[Data entries]
# # #

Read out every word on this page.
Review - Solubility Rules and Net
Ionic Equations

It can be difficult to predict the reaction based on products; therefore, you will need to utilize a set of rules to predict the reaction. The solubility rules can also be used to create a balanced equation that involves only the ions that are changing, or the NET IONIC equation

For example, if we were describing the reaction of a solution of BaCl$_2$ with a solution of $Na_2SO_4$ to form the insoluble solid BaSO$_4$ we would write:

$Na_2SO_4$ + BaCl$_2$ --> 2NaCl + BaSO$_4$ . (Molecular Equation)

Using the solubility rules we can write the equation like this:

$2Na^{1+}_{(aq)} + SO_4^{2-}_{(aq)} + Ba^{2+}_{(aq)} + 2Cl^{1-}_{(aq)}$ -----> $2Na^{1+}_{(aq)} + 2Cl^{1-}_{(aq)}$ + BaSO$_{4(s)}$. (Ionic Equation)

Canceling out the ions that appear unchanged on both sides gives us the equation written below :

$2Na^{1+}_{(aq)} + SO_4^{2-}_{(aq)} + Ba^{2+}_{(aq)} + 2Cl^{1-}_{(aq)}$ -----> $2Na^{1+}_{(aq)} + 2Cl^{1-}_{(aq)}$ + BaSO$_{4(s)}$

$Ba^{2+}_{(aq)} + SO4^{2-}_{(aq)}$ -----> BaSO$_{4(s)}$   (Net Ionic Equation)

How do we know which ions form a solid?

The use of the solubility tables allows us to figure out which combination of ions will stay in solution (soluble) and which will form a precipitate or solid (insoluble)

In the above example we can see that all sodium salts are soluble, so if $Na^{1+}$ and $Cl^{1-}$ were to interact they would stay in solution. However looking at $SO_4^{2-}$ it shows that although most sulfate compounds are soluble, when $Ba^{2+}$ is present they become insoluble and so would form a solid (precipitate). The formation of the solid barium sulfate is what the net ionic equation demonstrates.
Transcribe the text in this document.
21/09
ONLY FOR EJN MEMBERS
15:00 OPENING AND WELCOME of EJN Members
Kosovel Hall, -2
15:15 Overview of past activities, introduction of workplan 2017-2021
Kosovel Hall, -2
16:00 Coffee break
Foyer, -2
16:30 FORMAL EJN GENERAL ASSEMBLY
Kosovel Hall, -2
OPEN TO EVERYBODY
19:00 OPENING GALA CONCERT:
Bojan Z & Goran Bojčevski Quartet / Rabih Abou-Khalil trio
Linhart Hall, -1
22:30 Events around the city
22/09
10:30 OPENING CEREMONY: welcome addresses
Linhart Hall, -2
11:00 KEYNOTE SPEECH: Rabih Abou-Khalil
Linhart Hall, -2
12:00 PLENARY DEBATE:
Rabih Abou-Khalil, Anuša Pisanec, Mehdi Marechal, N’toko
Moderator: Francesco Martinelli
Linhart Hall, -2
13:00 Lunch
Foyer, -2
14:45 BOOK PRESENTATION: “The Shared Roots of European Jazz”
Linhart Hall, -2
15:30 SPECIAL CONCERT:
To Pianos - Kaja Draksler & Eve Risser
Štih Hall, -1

# # #

→ **CHALLENGE**
Out of the material above, gather each line where "this" appears.

→ **RESULT OF THE EXERCISE**
Read out every word on this page.
Using the solubility rules we can write the equation like this:
Transcribe the text in this document.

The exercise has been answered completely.